Dataset records
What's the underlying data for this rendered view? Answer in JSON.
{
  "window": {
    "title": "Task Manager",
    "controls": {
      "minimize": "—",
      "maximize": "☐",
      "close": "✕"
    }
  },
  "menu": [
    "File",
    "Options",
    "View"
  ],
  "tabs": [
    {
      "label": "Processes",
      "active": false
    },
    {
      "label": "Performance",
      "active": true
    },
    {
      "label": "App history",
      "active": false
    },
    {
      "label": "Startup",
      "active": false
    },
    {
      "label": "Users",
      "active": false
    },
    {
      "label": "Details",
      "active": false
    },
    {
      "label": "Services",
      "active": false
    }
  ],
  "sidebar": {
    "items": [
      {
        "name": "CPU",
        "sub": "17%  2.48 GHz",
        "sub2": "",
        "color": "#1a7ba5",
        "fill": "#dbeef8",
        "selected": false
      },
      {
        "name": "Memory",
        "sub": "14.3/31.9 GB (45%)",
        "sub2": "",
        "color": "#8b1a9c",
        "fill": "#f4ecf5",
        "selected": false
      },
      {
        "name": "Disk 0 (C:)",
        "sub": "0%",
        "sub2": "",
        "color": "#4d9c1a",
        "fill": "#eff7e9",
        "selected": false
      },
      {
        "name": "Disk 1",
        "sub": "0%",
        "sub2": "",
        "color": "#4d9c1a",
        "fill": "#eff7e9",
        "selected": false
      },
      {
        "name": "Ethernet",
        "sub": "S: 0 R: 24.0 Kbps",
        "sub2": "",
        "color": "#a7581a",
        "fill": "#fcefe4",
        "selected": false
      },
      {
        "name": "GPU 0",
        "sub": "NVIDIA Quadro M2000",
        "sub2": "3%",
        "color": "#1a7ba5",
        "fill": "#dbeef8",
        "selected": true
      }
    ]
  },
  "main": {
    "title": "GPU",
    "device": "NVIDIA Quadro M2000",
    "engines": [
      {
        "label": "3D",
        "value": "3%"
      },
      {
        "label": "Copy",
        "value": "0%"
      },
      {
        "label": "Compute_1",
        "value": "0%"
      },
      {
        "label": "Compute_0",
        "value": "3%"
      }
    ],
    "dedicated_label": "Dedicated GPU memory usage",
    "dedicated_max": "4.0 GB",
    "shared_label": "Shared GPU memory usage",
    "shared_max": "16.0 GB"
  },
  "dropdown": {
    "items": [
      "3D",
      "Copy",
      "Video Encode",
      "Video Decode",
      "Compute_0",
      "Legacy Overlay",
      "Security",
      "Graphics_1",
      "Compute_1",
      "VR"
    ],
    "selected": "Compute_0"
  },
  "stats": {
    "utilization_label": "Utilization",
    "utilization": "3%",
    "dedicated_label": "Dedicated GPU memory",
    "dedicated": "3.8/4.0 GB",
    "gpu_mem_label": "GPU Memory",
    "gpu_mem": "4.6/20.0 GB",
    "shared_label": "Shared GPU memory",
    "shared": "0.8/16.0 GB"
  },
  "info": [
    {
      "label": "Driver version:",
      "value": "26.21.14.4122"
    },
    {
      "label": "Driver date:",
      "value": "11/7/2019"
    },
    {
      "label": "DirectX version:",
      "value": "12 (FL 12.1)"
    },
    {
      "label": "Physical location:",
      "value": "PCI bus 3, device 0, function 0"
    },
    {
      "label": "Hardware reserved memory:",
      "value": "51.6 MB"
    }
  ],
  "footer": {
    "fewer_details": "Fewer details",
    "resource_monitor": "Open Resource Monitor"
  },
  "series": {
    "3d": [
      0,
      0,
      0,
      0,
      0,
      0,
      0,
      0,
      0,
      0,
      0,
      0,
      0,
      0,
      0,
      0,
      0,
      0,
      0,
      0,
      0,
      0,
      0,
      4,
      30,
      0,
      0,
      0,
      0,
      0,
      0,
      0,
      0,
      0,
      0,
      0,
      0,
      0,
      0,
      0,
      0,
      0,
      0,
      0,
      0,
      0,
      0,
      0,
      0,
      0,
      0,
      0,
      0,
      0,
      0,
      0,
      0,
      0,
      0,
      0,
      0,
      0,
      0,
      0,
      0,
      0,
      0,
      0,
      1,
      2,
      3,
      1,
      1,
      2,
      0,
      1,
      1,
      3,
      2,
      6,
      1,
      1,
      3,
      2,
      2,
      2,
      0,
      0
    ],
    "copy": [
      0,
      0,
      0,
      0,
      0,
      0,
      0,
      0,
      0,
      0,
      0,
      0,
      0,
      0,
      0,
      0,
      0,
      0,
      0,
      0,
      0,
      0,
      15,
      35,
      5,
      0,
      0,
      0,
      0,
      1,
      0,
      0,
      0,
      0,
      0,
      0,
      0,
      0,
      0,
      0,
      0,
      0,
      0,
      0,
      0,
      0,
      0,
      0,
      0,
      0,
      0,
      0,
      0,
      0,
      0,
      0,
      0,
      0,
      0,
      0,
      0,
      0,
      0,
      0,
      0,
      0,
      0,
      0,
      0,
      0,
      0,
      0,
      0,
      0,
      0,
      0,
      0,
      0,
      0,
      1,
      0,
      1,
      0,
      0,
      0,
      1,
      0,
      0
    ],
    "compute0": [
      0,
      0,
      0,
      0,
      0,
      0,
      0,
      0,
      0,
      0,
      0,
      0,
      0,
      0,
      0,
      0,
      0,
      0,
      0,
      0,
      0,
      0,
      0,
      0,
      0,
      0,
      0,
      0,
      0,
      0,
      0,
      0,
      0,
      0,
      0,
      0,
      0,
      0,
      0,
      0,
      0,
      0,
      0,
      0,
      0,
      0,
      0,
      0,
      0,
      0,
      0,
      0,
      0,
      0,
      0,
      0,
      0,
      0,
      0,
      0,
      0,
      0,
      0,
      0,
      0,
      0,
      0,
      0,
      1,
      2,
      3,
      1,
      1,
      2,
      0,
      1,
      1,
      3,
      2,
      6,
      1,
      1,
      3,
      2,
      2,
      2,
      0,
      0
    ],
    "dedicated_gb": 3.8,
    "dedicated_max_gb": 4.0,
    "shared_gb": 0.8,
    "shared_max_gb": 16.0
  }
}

Work instructions:
Retype the material in full. Each word must match.

In response:
What's the underlying data for this rendered view? Answer in JSON.
{
  "window": {
    "title": "Task Manager",
    "controls": {
      "minimize": "—",
      "maximize": "☐",
      "close": "✕"
    }
  },
  "menu": [
    "File",
    "Options",
    "View"
  ],
  "tabs": [
    {
      "label": "Processes",
      "active": false
    },
    {
      "label": "Performance",
      "active": true
    },
    {
      "label": "App history",
      "active": false
    },
    {
      "label": "Startup",
      "active": false
    },
    {
      "label": "Users",
      "active": false
    },
    {
      "label": "Details",
      "active": false
    },
    {
      "label": "Services",
      "active": false
    }
  ],
  "sidebar": {
    "items": [
      {
        "name": "CPU",
        "sub": "17%  2.48 GHz",
        "sub2": "",
        "color": "#1a7ba5",
        "fill": "#dbeef8",
        "selected": false
      },
      {
        "name": "Memory",
        "sub": "14.3/31.9 GB (45%)",
        "sub2": "",
        "color": "#8b1a9c",
        "fill": "#f4ecf5",
        "selected": false
      },
      {
        "name": "Disk 0 (C:)",
        "sub": "0%",
        "sub2": "",
        "color": "#4d9c1a",
        "fill": "#eff7e9",
        "selected": false
      },
      {
        "name": "Disk 1",
        "sub": "0%",
        "sub2": "",
        "color": "#4d9c1a",
        "fill": "#eff7e9",
        "selected": false
      },
      {
        "name": "Ethernet",
        "sub": "S: 0 R: 24.0 Kbps",
        "sub2": "",
        "color": "#a7581a",
        "fill": "#fcefe4",
        "selected": false
      },
      {
        "name": "GPU 0",
        "sub": "NVIDIA Quadro M2000",
        "sub2": "3%",
        "color": "#1a7ba5",
        "fill": "#dbeef8",
        "selected": true
      }
    ]
  },
  "main": {
    "title": "GPU",
    "device": "NVIDIA Quadro M2000",
    "engines": [
      {
        "label": "3D",
        "value": "3%"
      },
      {
        "label": "Copy",
        "value": "0%"
      },
      {
        "label": "Compute_1",
        "value": "0%"
      },
      {
        "label": "Compute_0",
        "value": "3%"
      }
    ],
    "dedicated_label": "Dedicated GPU memory usage",
    "dedicated_max": "4.0 GB",
    "shared_label": "Shared GPU memory usage",
    "shared_max": "16.0 GB"
  },
  "dropdown": {
    "items": [
      "3D",
      "Copy",
      "Video Encode",
      "Video Decode",
      "Compute_0",
      "Legacy Overlay",
      "Security",
      "Graphics_1",
      "Compute_1",
      "VR"
    ],
    "selected": "Compute_0"
  },
  "stats": {
    "utilization_label": "Utilization",
    "utilization": "3%",
    "dedicated_label": "Dedicated GPU memory",
    "dedicated": "3.8/4.0 GB",
    "gpu_mem_label": "GPU Memory",
    "gpu_mem": "4.6/20.0 GB",
    "shared_label": "Shared GPU memory",
    "shared": "0.8/16.0 GB"
  },
  "info": [
    {
      "label": "Driver version:",
      "value": "26.21.14.4122"
    },
    {
      "label": "Driver date:",
      "value": "11/7/2019"
    },
    {
      "label": "DirectX version:",
      "value": "12 (FL 12.1)"
    },
    {
      "label": "Physical location:",
      "value": "PCI bus 3, device 0, function 0"
    },
    {
      "label": "Hardware reserved memory:",
      "value": "51.6 MB"
    }
  ],
  "footer": {
    "fewer_details": "Fewer details",
    "resource_monitor": "Open Resource Monitor"
  },
  "series": {
    "3d": [
      0,
      0,
      0,
      0,
      0,
      0,
      0,
      0,
      0,
      0,
      0,
      0,
      0,
      0,
      0,
      0,
      0,
      0,
      0,
      0,
      0,
      0,
      0,
      4,
      30,
      0,
      0,
      0,
      0,
      0,
      0,
      0,
      0,
      0,
      0,
      0,
      0,
      0,
      0,
      0,
      0,
      0,
      0,
      0,
      0,
      0,
      0,
      0,
      0,
      0,
      0,
      0,
      0,
      0,
      0,
      0,
      0,
      0,
      0,
      0,
      0,
      0,
      0,
      0,
      0,
      0,
      0,
      0,
      1,
      2,
      3,
      1,
      1,
      2,
      0,
      1,
      1,
      3,
      2,
      6,
      1,
      1,
      3,
      2,
      2,
      2,
      0,
      0
    ],
    "copy": [
      0,
      0,
      0,
      0,
      0,
      0,
      0,
      0,
      0,
      0,
      0,
      0,
      0,
      0,
      0,
      0,
      0,
      0,
      0,
      0,
      0,
      0,
      15,
      35,
      5,
      0,
      0,
      0,
      0,
      1,
      0,
      0,
      0,
      0,
      0,
      0,
      0,
      0,
      0,
      0,
      0,
      0,
      0,
      0,
      0,
      0,
      0,
      0,
      0,
      0,
      0,
      0,
      0,
      0,
      0,
      0,
      0,
      0,
      0,
      0,
      0,
      0,
      0,
      0,
      0,
      0,
      0,
      0,
      0,
      0,
      0,
      0,
      0,
      0,
      0,
      0,
      0,
      0,
      0,
      1,
      0,
      1,
      0,
      0,
      0,
      1,
      0,
      0
    ],
    "compute0": [
      0,
      0,
      0,
      0,
      0,
      0,
      0,
      0,
      0,
      0,
      0,
      0,
      0,
      0,
      0,
      0,
      0,
      0,
      0,
      0,
      0,
      0,
      0,
      0,
      0,
      0,
      0,
      0,
      0,
      0,
      0,
      0,
      0,
      0,
      0,
      0,
      0,
      0,
      0,
      0,
      0,
      0,
      0,
      0,
      0,
      0,
      0,
      0,
      0,
      0,
      0,
      0,
      0,
      0,
      0,
      0,
      0,
      0,
      0,
      0,
      0,
      0,
      0,
      0,
      0,
      0,
      0,
      0,
      1,
      2,
      3,
      1,
      1,
      2,
      0,
      1,
      1,
      3,
      2,
      6,
      1,
      1,
      3,
      2,
      2,
      2,
      0,
      0
    ],
    "dedicated_gb": 3.8,
    "dedicated_max_gb": 4.0,
    "shared_gb": 0.8,
    "shared_max_gb": 16.0
  }
}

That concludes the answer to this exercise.